[Given records]
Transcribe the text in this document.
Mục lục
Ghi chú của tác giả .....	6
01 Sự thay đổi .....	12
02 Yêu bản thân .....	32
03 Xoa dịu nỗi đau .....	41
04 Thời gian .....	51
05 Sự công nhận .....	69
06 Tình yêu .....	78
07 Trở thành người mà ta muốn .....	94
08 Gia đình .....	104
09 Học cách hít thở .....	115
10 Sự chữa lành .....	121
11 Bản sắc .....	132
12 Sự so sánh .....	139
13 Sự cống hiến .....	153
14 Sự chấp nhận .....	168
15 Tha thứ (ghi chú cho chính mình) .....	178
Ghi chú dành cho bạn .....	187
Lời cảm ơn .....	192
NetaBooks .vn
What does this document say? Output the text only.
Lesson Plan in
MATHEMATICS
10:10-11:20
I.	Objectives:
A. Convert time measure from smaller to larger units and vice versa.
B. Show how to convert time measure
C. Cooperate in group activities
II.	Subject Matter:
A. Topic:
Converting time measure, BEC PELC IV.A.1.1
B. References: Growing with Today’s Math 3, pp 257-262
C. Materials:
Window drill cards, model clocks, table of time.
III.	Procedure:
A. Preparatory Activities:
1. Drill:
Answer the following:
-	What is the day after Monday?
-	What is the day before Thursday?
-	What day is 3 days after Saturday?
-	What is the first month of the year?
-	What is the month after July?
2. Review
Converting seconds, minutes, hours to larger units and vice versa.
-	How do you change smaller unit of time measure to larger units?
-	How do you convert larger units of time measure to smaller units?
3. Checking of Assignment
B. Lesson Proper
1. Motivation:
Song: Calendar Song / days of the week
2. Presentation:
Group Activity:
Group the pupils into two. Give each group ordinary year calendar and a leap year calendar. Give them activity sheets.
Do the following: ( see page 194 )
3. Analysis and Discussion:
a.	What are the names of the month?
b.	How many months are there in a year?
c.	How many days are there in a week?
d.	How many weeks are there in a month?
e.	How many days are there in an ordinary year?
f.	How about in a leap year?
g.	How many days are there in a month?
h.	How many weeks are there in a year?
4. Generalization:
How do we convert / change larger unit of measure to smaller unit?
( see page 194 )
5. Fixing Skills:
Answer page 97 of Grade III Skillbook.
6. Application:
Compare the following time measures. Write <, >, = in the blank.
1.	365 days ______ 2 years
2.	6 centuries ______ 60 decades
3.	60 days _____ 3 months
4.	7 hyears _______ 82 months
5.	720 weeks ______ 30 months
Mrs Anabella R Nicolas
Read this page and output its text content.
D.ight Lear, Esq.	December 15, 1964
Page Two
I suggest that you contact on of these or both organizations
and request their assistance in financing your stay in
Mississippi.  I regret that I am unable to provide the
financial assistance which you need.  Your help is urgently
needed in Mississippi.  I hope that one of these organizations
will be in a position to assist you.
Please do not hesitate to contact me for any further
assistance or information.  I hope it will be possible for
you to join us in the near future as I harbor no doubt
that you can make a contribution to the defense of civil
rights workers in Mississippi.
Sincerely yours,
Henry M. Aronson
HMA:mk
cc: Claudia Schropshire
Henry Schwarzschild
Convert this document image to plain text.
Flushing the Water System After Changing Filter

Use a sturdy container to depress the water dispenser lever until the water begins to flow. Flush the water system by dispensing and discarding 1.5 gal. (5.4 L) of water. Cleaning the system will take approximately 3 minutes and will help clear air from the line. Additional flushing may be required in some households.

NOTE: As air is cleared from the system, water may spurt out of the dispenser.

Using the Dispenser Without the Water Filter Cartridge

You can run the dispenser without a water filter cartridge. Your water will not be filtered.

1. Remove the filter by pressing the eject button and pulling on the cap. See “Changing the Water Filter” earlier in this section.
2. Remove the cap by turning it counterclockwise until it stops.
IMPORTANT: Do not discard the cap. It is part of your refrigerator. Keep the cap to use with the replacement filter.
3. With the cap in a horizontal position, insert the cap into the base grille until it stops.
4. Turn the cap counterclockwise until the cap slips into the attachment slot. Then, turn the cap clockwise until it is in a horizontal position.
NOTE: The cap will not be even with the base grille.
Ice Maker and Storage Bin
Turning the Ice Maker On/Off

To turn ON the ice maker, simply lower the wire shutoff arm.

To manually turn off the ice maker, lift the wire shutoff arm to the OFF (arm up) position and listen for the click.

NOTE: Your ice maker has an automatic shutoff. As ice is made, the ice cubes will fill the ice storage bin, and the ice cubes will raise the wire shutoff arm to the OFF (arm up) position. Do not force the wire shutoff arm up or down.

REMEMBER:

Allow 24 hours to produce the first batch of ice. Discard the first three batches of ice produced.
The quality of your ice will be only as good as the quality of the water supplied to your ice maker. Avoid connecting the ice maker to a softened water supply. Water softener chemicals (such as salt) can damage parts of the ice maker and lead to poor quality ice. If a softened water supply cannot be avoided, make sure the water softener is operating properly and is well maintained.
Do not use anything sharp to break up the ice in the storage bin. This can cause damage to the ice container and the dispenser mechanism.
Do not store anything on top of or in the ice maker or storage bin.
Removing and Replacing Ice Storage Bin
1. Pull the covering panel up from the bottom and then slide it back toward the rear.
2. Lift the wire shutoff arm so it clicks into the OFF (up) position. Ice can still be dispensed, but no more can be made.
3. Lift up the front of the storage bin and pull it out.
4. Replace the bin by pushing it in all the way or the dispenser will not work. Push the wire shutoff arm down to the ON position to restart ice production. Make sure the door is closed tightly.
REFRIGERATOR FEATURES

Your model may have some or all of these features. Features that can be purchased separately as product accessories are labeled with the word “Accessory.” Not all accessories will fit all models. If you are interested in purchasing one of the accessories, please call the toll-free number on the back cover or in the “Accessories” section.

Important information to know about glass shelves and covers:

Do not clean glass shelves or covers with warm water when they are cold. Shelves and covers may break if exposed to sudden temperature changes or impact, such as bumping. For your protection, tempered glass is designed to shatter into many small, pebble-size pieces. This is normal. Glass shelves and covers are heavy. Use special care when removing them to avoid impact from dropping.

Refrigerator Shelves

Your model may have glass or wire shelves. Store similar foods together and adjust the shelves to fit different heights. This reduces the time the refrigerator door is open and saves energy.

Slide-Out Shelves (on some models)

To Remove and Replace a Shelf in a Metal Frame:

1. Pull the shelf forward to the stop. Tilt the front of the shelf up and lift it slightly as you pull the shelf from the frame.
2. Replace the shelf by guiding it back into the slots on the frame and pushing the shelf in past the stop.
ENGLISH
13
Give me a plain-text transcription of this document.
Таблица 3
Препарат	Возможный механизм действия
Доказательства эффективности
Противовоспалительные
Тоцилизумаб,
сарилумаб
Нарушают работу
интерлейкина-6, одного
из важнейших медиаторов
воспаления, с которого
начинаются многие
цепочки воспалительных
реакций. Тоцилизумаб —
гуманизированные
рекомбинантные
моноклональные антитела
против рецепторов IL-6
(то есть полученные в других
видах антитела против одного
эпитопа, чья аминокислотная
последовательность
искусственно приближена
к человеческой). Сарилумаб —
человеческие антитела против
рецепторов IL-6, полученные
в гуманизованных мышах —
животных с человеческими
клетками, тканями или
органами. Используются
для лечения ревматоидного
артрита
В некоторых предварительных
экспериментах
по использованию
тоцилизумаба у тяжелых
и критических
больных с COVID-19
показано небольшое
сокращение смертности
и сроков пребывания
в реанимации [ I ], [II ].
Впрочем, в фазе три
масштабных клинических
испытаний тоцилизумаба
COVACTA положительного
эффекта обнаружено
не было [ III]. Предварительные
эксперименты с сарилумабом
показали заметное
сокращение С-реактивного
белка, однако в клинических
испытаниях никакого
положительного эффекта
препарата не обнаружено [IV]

[Exercise objective] Set down the entries above again, word for word.

[Response to this exercise]
Transcribe the text in this document.
Mục lục
Ghi chú của tác giả .....	6
01 Sự thay đổi .....	12
02 Yêu bản thân .....	32
03 Xoa dịu nỗi đau .....	41
04 Thời gian .....	51
05 Sự công nhận .....	69
06 Tình yêu .....	78
07 Trở thành người mà ta muốn .....	94
08 Gia đình .....	104
09 Học cách hít thở .....	115
10 Sự chữa lành .....	121
11 Bản sắc .....	132
12 Sự so sánh .....	139
13 Sự cống hiến .....	153
14 Sự chấp nhận .....	168
15 Tha thứ (ghi chú cho chính mình) .....	178
Ghi chú dành cho bạn .....	187
Lời cảm ơn .....	192
NetaBooks .vn
What does this document say? Output the text only.
Lesson Plan in
MATHEMATICS
10:10-11:20
I.	Objectives:
A. Convert time measure from smaller to larger units and vice versa.
B. Show how to convert time measure
C. Cooperate in group activities
II.	Subject Matter:
A. Topic:
Converting time measure, BEC PELC IV.A.1.1
B. References: Growing with Today’s Math 3, pp 257-262
C. Materials:
Window drill cards, model clocks, table of time.
III.	Procedure:
A. Preparatory Activities:
1. Drill:
Answer the following:
-	What is the day after Monday?
-	What is the day before Thursday?
-	What day is 3 days after Saturday?
-	What is the first month of the year?
-	What is the month after July?
2. Review
Converting seconds, minutes, hours to larger units and vice versa.
-	How do you change smaller unit of time measure to larger units?
-	How do you convert larger units of time measure to smaller units?
3. Checking of Assignment
B. Lesson Proper
1. Motivation:
Song: Calendar Song / days of the week
2. Presentation:
Group Activity:
Group the pupils into two. Give each group ordinary year calendar and a leap year calendar. Give them activity sheets.
Do the following: ( see page 194 )
3. Analysis and Discussion:
a.	What are the names of the month?
b.	How many months are there in a year?
c.	How many days are there in a week?
d.	How many weeks are there in a month?
e.	How many days are there in an ordinary year?
f.	How about in a leap year?
g.	How many days are there in a month?
h.	How many weeks are there in a year?
4. Generalization:
How do we convert / change larger unit of measure to smaller unit?
( see page 194 )
5. Fixing Skills:
Answer page 97 of Grade III Skillbook.
6. Application:
Compare the following time measures. Write <, >, = in the blank.
1.	365 days ______ 2 years
2.	6 centuries ______ 60 decades
3.	60 days _____ 3 months
4.	7 hyears _______ 82 months
5.	720 weeks ______ 30 months
Mrs Anabella R Nicolas
Read this page and output its text content.
D.ight Lear, Esq.	December 15, 1964
Page Two
I suggest that you contact on of these or both organizations
and request their assistance in financing your stay in
Mississippi.  I regret that I am unable to provide the
financial assistance which you need.  Your help is urgently
needed in Mississippi.  I hope that one of these organizations
will be in a position to assist you.
Please do not hesitate to contact me for any further
assistance or information.  I hope it will be possible for
you to join us in the near future as I harbor no doubt
that you can make a contribution to the defense of civil
rights workers in Mississippi.
Sincerely yours,
Henry M. Aronson
HMA:mk
cc: Claudia Schropshire
Henry Schwarzschild
Convert this document image to plain text.
Flushing the Water System After Changing Filter

Use a sturdy container to depress the water dispenser lever until the water begins to flow. Flush the water system by dispensing and discarding 1.5 gal. (5.4 L) of water. Cleaning the system will take approximately 3 minutes and will help clear air from the line. Additional flushing may be required in some households.

NOTE: As air is cleared from the system, water may spurt out of the dispenser.

Using the Dispenser Without the Water Filter Cartridge

You can run the dispenser without a water filter cartridge. Your water will not be filtered.

1. Remove the filter by pressing the eject button and pulling on the cap. See “Changing the Water Filter” earlier in this section.
2. Remove the cap by turning it counterclockwise until it stops.
IMPORTANT: Do not discard the cap. It is part of your refrigerator. Keep the cap to use with the replacement filter.
3. With the cap in a horizontal position, insert the cap into the base grille until it stops.
4. Turn the cap counterclockwise until the cap slips into the attachment slot. Then, turn the cap clockwise until it is in a horizontal position.
NOTE: The cap will not be even with the base grille.
Ice Maker and Storage Bin
Turning the Ice Maker On/Off

To turn ON the ice maker, simply lower the wire shutoff arm.

To manually turn off the ice maker, lift the wire shutoff arm to the OFF (arm up) position and listen for the click.

NOTE: Your ice maker has an automatic shutoff. As ice is made, the ice cubes will fill the ice storage bin, and the ice cubes will raise the wire shutoff arm to the OFF (arm up) position. Do not force the wire shutoff arm up or down.

REMEMBER:

Allow 24 hours to produce the first batch of ice. Discard the first three batches of ice produced.
The quality of your ice will be only as good as the quality of the water supplied to your ice maker. Avoid connecting the ice maker to a softened water supply. Water softener chemicals (such as salt) can damage parts of the ice maker and lead to poor quality ice. If a softened water supply cannot be avoided, make sure the water softener is operating properly and is well maintained.
Do not use anything sharp to break up the ice in the storage bin. This can cause damage to the ice container and the dispenser mechanism.
Do not store anything on top of or in the ice maker or storage bin.
Removing and Replacing Ice Storage Bin
1. Pull the covering panel up from the bottom and then slide it back toward the rear.
2. Lift the wire shutoff arm so it clicks into the OFF (up) position. Ice can still be dispensed, but no more can be made.
3. Lift up the front of the storage bin and pull it out.
4. Replace the bin by pushing it in all the way or the dispenser will not work. Push the wire shutoff arm down to the ON position to restart ice production. Make sure the door is closed tightly.
REFRIGERATOR FEATURES

Your model may have some or all of these features. Features that can be purchased separately as product accessories are labeled with the word “Accessory.” Not all accessories will fit all models. If you are interested in purchasing one of the accessories, please call the toll-free number on the back cover or in the “Accessories” section.

Important information to know about glass shelves and covers:

Do not clean glass shelves or covers with warm water when they are cold. Shelves and covers may break if exposed to sudden temperature changes or impact, such as bumping. For your protection, tempered glass is designed to shatter into many small, pebble-size pieces. This is normal. Glass shelves and covers are heavy. Use special care when removing them to avoid impact from dropping.

Refrigerator Shelves

Your model may have glass or wire shelves. Store similar foods together and adjust the shelves to fit different heights. This reduces the time the refrigerator door is open and saves energy.

Slide-Out Shelves (on some models)

To Remove and Replace a Shelf in a Metal Frame:

1. Pull the shelf forward to the stop. Tilt the front of the shelf up and lift it slightly as you pull the shelf from the frame.
2. Replace the shelf by guiding it back into the slots on the frame and pushing the shelf in past the stop.
ENGLISH
13
Give me a plain-text transcription of this document.
Таблица 3
Препарат	Возможный механизм действия
Доказательства эффективности
Противовоспалительные
Тоцилизумаб,
сарилумаб
Нарушают работу
интерлейкина-6, одного
из важнейших медиаторов
воспаления, с которого
начинаются многие
цепочки воспалительных
реакций. Тоцилизумаб —
гуманизированные
рекомбинантные
моноклональные антитела
против рецепторов IL-6
(то есть полученные в других
видах антитела против одного
эпитопа, чья аминокислотная
последовательность
искусственно приближена
к человеческой). Сарилумаб —
человеческие антитела против
рецепторов IL-6, полученные
в гуманизованных мышах —
животных с человеческими
клетками, тканями или
органами. Используются
для лечения ревматоидного
артрита
В некоторых предварительных
экспериментах
по использованию
тоцилизумаба у тяжелых
и критических
больных с COVID-19
показано небольшое
сокращение смертности
и сроков пребывания
в реанимации [ I ], [II ].
Впрочем, в фазе три
масштабных клинических
испытаний тоцилизумаба
COVACTA положительного
эффекта обнаружено
не было [ III]. Предварительные
эксперименты с сарилумабом
показали заметное
сокращение С-реактивного
белка, однако в клинических
испытаниях никакого
положительного эффекта
препарата не обнаружено [IV]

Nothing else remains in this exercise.